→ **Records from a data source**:
============

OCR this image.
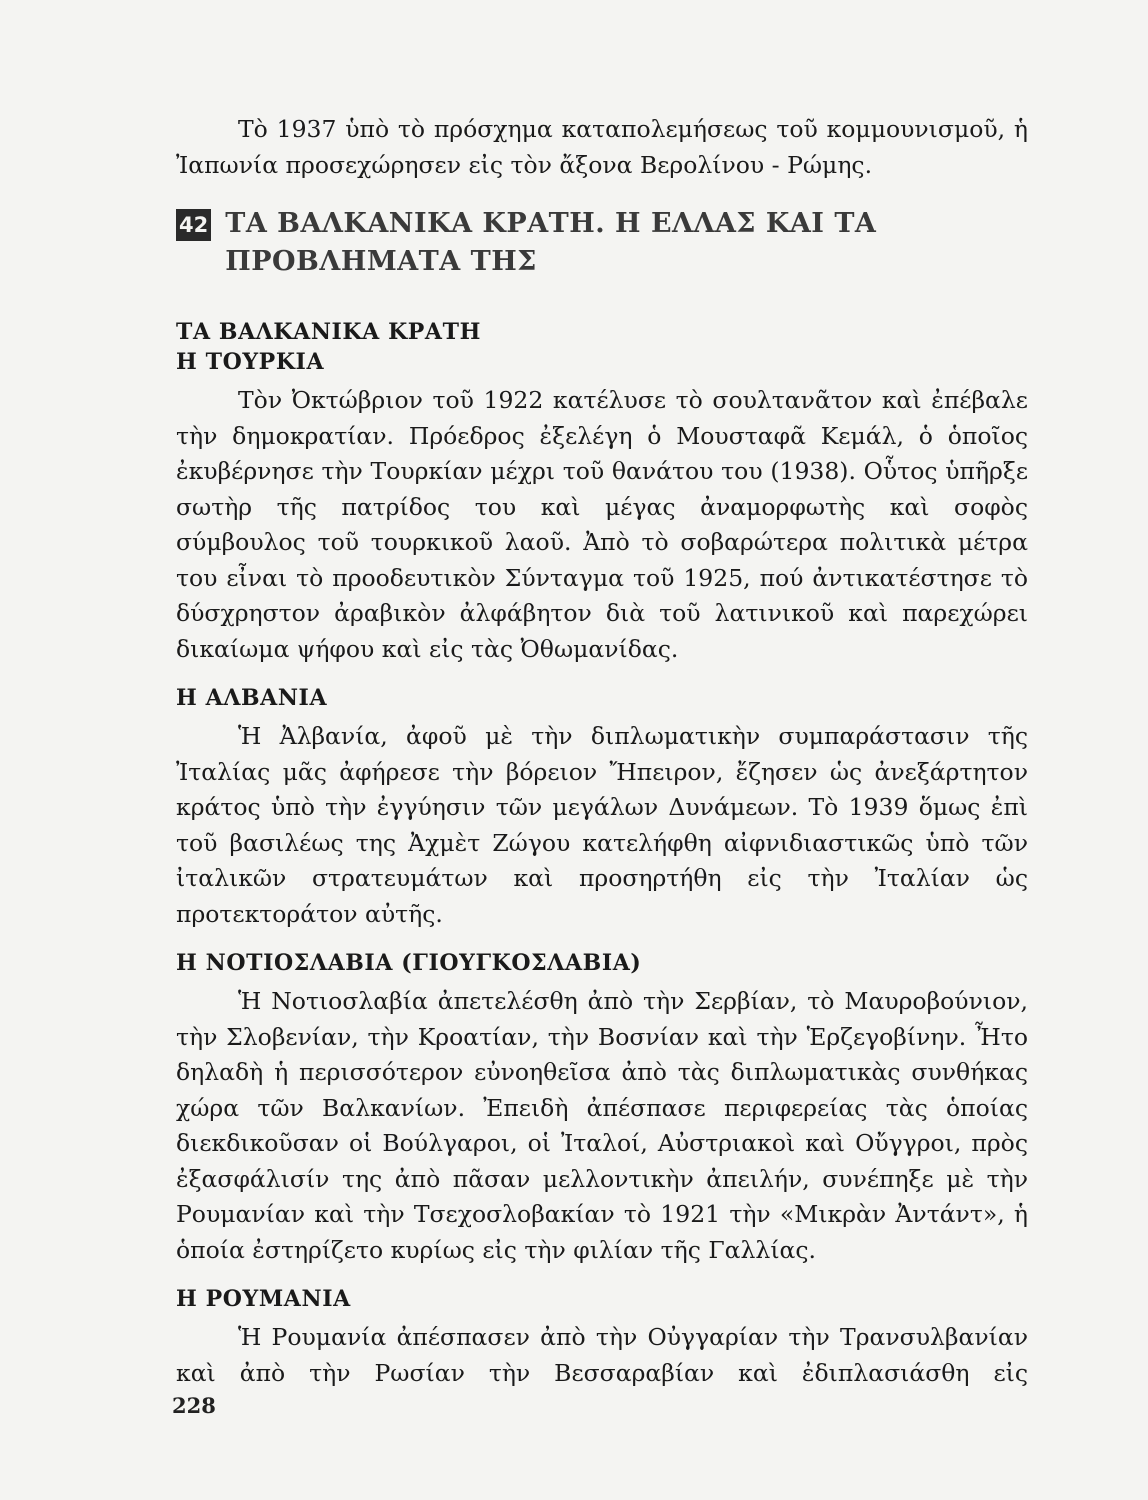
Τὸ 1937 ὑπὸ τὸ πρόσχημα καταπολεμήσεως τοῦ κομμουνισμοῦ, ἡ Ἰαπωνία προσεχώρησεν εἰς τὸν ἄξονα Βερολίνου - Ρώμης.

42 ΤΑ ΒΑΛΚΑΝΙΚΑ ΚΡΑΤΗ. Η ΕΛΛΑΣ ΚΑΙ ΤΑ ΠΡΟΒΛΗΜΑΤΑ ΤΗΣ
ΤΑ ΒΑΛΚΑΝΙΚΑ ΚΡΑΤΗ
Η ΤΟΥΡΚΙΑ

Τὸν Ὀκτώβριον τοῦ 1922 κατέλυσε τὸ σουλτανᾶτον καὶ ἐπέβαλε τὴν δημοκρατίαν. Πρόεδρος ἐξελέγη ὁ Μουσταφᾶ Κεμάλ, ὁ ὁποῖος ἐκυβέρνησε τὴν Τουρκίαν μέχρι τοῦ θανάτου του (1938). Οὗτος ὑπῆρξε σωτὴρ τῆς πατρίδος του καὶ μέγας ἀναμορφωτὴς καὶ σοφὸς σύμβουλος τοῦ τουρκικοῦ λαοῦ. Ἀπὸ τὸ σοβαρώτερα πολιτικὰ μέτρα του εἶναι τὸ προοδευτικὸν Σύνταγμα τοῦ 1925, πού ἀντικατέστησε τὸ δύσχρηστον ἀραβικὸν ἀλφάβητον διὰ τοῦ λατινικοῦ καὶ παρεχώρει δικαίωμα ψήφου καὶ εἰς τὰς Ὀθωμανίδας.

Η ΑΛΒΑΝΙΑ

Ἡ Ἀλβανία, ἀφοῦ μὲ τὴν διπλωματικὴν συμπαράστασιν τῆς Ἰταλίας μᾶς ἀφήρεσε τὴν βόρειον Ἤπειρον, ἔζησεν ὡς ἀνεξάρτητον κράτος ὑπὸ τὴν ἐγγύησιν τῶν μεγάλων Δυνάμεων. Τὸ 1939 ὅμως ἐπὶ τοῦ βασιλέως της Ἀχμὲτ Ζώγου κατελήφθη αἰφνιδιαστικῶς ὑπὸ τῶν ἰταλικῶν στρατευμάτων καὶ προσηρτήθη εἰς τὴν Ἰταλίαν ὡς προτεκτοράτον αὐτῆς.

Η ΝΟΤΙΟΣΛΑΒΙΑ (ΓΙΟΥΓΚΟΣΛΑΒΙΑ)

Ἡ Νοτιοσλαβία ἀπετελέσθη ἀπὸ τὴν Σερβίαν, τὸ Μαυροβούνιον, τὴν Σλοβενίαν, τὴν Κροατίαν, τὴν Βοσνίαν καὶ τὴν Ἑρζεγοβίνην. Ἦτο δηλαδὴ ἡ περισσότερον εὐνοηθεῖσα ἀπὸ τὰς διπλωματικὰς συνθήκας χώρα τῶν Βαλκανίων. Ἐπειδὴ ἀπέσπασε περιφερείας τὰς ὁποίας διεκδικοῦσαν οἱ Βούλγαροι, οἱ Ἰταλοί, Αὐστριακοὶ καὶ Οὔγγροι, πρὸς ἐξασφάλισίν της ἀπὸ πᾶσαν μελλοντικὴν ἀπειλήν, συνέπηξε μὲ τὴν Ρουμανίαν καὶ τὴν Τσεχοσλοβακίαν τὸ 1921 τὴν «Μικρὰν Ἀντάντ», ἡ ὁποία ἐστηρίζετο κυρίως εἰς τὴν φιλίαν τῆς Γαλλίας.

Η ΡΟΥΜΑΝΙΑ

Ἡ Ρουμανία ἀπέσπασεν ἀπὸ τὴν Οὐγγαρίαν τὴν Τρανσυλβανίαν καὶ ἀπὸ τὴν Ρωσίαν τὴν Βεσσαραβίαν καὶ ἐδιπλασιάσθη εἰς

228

============

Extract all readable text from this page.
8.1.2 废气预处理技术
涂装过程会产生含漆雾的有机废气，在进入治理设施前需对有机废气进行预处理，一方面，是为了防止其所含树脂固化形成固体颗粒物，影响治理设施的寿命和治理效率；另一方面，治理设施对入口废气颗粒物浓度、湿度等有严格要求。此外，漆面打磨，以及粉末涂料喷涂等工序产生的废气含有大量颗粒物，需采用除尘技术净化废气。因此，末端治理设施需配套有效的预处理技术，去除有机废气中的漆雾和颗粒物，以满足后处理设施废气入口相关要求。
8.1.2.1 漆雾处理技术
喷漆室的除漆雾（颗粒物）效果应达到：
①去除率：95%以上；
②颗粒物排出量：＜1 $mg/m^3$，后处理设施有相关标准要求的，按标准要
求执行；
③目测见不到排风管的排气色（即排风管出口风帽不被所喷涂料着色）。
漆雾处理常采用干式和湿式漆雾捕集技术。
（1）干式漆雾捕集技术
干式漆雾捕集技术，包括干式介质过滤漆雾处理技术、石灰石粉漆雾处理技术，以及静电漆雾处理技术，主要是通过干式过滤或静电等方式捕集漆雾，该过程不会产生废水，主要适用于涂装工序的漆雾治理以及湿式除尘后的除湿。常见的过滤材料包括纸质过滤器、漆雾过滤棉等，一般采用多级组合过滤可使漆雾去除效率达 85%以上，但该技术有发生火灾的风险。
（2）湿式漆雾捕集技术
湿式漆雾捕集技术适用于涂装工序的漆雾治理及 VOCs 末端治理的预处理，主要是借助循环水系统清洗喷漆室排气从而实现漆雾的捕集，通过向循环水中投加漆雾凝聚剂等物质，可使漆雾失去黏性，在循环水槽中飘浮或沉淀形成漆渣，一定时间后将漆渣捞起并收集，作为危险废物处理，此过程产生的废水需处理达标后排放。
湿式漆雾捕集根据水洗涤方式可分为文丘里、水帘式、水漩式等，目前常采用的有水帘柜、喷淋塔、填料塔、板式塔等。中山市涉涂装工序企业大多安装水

============

→ **PROBLEM REQUIREMENTS**: Across the records above, count the lines holding "ΚΡΑΤΗ" and reply with that number alone.

→ **RESPONSE FOR THIS EXERCISE**: 2